Aim:
How many lines in the entries below contain "NASDAQ"? Answer with the number only.
----
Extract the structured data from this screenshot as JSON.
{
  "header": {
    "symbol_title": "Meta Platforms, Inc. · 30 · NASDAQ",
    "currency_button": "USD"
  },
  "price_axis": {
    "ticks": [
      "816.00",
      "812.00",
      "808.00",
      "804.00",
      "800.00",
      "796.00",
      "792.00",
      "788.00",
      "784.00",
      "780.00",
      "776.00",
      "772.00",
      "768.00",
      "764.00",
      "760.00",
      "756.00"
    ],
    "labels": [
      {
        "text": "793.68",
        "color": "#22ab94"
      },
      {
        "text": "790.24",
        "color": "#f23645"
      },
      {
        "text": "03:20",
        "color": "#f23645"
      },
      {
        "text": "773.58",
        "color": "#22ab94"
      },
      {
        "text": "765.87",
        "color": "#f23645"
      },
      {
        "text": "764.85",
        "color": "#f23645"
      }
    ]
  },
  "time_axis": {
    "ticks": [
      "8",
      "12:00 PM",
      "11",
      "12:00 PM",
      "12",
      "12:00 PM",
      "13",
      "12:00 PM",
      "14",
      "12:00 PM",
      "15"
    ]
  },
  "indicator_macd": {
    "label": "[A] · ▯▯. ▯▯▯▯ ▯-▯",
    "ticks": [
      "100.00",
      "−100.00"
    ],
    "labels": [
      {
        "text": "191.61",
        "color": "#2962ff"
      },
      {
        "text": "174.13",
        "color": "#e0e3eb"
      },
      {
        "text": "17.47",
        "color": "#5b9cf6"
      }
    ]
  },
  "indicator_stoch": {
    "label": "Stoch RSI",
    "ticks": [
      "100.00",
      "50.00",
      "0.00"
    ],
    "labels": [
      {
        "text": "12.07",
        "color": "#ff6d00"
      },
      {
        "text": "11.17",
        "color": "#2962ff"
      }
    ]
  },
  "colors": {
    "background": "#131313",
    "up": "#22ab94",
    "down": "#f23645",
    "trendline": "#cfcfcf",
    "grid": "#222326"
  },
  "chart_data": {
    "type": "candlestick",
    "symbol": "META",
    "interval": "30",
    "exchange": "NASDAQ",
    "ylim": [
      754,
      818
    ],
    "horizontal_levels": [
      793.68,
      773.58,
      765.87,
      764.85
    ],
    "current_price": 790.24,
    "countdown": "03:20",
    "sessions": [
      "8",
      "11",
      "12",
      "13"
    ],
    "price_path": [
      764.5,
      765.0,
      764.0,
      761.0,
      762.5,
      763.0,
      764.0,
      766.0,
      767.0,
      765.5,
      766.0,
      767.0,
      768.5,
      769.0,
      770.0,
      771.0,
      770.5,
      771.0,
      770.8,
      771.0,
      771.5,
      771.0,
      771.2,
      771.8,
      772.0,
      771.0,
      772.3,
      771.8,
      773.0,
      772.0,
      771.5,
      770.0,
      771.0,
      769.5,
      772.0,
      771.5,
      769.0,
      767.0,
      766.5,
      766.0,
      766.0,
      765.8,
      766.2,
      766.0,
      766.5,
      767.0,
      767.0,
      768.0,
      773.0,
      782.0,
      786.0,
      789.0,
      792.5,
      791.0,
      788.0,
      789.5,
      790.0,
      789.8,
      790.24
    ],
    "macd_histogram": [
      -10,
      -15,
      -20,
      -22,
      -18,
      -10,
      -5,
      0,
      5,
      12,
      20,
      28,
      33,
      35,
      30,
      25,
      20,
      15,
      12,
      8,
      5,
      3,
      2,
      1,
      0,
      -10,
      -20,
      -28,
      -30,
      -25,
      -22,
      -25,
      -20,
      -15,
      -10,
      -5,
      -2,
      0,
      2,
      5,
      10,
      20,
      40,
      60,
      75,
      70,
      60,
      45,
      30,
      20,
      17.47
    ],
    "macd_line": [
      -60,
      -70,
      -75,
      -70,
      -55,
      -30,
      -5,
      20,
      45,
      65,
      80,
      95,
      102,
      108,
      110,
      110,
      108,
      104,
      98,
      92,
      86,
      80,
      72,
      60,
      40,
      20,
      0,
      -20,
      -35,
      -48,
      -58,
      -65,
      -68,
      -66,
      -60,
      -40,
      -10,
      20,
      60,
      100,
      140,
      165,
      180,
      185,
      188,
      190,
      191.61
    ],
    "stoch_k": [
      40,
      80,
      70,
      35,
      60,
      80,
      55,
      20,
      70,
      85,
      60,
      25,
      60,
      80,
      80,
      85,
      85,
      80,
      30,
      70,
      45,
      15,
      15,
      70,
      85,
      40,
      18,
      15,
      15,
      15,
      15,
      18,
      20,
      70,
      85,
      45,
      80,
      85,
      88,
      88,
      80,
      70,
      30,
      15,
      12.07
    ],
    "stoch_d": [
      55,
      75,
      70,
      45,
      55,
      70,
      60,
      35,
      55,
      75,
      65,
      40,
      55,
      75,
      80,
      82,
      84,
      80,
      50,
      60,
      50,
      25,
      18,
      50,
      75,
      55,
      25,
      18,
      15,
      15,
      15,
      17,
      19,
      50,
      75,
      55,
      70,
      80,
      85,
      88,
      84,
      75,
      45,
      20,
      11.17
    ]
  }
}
----
Answer below:
2